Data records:
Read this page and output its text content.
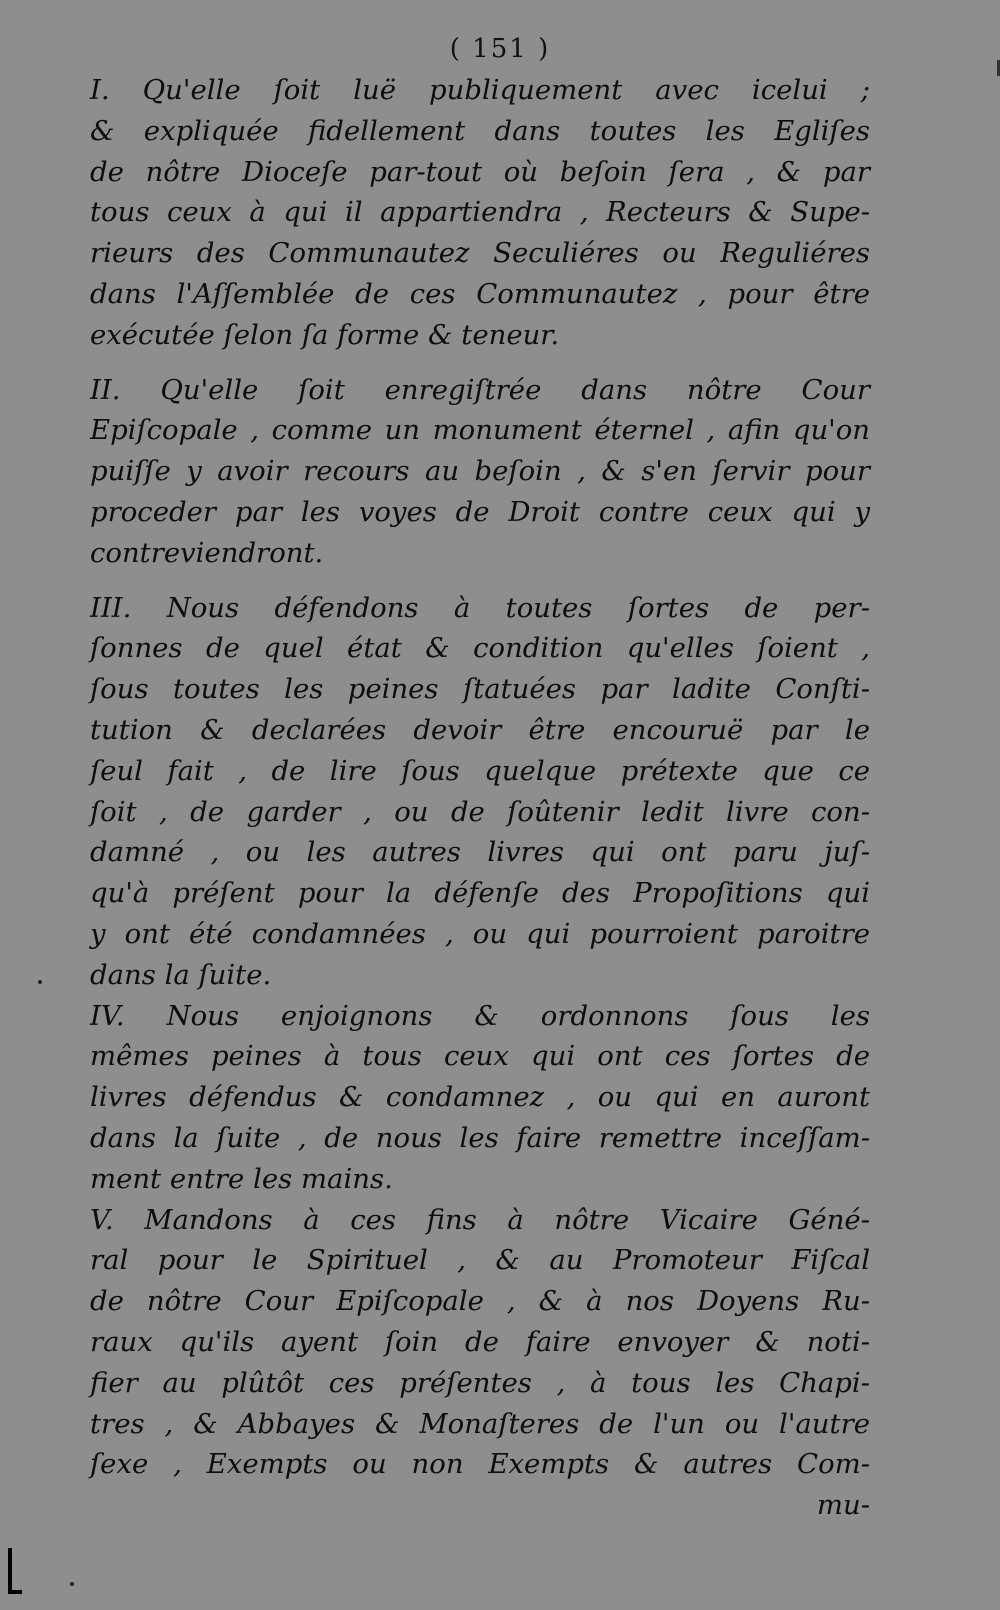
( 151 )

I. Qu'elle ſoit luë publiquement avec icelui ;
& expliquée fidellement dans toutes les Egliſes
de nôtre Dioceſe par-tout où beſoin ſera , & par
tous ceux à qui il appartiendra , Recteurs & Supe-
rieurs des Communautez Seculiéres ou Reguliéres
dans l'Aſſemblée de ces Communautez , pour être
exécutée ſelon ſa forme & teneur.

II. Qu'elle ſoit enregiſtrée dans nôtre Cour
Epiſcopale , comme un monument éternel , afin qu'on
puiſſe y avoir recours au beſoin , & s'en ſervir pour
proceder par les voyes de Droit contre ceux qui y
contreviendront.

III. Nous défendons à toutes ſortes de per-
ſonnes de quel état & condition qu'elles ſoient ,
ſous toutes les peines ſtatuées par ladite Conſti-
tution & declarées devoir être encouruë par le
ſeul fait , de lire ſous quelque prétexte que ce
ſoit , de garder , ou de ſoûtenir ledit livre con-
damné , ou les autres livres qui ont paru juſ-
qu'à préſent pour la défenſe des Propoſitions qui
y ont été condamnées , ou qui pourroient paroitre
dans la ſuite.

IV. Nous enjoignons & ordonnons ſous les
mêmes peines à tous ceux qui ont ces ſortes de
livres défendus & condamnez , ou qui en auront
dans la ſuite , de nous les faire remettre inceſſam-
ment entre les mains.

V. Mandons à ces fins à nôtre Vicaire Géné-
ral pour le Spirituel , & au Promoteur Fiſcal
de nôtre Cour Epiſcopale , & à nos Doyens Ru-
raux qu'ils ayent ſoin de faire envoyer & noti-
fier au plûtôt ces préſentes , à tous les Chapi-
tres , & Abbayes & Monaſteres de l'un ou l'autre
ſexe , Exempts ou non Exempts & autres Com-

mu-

== TASK DESCRIPTION ==
Pull every line containing "ceux" from the data.

== TASK RESULT ==
tous ceux à qui il appartiendra , Recteurs & Supe-
proceder par les voyes de Droit contre ceux qui y
mêmes peines à tous ceux qui ont ces ſortes de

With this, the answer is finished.